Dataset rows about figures
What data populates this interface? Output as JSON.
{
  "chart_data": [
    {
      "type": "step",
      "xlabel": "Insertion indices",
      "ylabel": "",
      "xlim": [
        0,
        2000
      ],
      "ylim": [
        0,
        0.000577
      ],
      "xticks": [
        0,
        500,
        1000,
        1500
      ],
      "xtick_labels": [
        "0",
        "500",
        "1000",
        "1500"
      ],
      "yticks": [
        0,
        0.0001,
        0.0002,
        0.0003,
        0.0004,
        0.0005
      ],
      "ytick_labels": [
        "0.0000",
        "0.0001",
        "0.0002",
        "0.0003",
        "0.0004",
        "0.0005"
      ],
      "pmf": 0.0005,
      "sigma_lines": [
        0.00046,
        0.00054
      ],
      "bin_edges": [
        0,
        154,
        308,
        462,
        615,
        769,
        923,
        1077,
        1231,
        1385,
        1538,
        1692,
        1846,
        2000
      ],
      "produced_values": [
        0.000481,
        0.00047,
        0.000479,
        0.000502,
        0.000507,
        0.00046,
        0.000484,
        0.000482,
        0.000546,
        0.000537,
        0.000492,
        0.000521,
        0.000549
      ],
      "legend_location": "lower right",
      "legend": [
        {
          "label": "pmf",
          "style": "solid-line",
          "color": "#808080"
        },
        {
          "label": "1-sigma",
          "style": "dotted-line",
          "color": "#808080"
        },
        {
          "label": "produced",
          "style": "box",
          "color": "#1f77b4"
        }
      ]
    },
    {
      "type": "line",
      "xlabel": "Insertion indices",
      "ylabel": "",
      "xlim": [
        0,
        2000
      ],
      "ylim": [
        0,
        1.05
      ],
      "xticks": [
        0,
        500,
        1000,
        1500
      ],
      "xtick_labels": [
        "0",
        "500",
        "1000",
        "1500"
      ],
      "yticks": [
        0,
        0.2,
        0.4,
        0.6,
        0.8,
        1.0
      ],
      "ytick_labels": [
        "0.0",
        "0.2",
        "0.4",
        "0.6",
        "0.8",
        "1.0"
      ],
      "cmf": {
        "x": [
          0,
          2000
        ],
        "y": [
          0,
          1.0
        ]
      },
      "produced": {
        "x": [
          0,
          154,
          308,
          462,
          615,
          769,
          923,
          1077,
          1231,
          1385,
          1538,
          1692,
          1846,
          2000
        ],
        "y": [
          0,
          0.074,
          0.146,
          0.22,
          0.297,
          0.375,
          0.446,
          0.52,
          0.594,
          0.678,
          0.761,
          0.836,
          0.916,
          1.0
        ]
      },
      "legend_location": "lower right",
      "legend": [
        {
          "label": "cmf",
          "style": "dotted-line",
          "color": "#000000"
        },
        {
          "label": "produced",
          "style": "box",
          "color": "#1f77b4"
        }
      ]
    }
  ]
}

Written instruction - Would you reproduce the material above in full, exactly as given?

Written answer -
What data populates this interface? Output as JSON.
{
  "chart_data": [
    {
      "type": "step",
      "xlabel": "Insertion indices",
      "ylabel": "",
      "xlim": [
        0,
        2000
      ],
      "ylim": [
        0,
        0.000577
      ],
      "xticks": [
        0,
        500,
        1000,
        1500
      ],
      "xtick_labels": [
        "0",
        "500",
        "1000",
        "1500"
      ],
      "yticks": [
        0,
        0.0001,
        0.0002,
        0.0003,
        0.0004,
        0.0005
      ],
      "ytick_labels": [
        "0.0000",
        "0.0001",
        "0.0002",
        "0.0003",
        "0.0004",
        "0.0005"
      ],
      "pmf": 0.0005,
      "sigma_lines": [
        0.00046,
        0.00054
      ],
      "bin_edges": [
        0,
        154,
        308,
        462,
        615,
        769,
        923,
        1077,
        1231,
        1385,
        1538,
        1692,
        1846,
        2000
      ],
      "produced_values": [
        0.000481,
        0.00047,
        0.000479,
        0.000502,
        0.000507,
        0.00046,
        0.000484,
        0.000482,
        0.000546,
        0.000537,
        0.000492,
        0.000521,
        0.000549
      ],
      "legend_location": "lower right",
      "legend": [
        {
          "label": "pmf",
          "style": "solid-line",
          "color": "#808080"
        },
        {
          "label": "1-sigma",
          "style": "dotted-line",
          "color": "#808080"
        },
        {
          "label": "produced",
          "style": "box",
          "color": "#1f77b4"
        }
      ]
    },
    {
      "type": "line",
      "xlabel": "Insertion indices",
      "ylabel": "",
      "xlim": [
        0,
        2000
      ],
      "ylim": [
        0,
        1.05
      ],
      "xticks": [
        0,
        500,
        1000,
        1500
      ],
      "xtick_labels": [
        "0",
        "500",
        "1000",
        "1500"
      ],
      "yticks": [
        0,
        0.2,
        0.4,
        0.6,
        0.8,
        1.0
      ],
      "ytick_labels": [
        "0.0",
        "0.2",
        "0.4",
        "0.6",
        "0.8",
        "1.0"
      ],
      "cmf": {
        "x": [
          0,
          2000
        ],
        "y": [
          0,
          1.0
        ]
      },
      "produced": {
        "x": [
          0,
          154,
          308,
          462,
          615,
          769,
          923,
          1077,
          1231,
          1385,
          1538,
          1692,
          1846,
          2000
        ],
        "y": [
          0,
          0.074,
          0.146,
          0.22,
          0.297,
          0.375,
          0.446,
          0.52,
          0.594,
          0.678,
          0.761,
          0.836,
          0.916,
          1.0
        ]
      },
      "legend_location": "lower right",
      "legend": [
        {
          "label": "cmf",
          "style": "dotted-line",
          "color": "#000000"
        },
        {
          "label": "produced",
          "style": "box",
          "color": "#1f77b4"
        }
      ]
    }
  ]
}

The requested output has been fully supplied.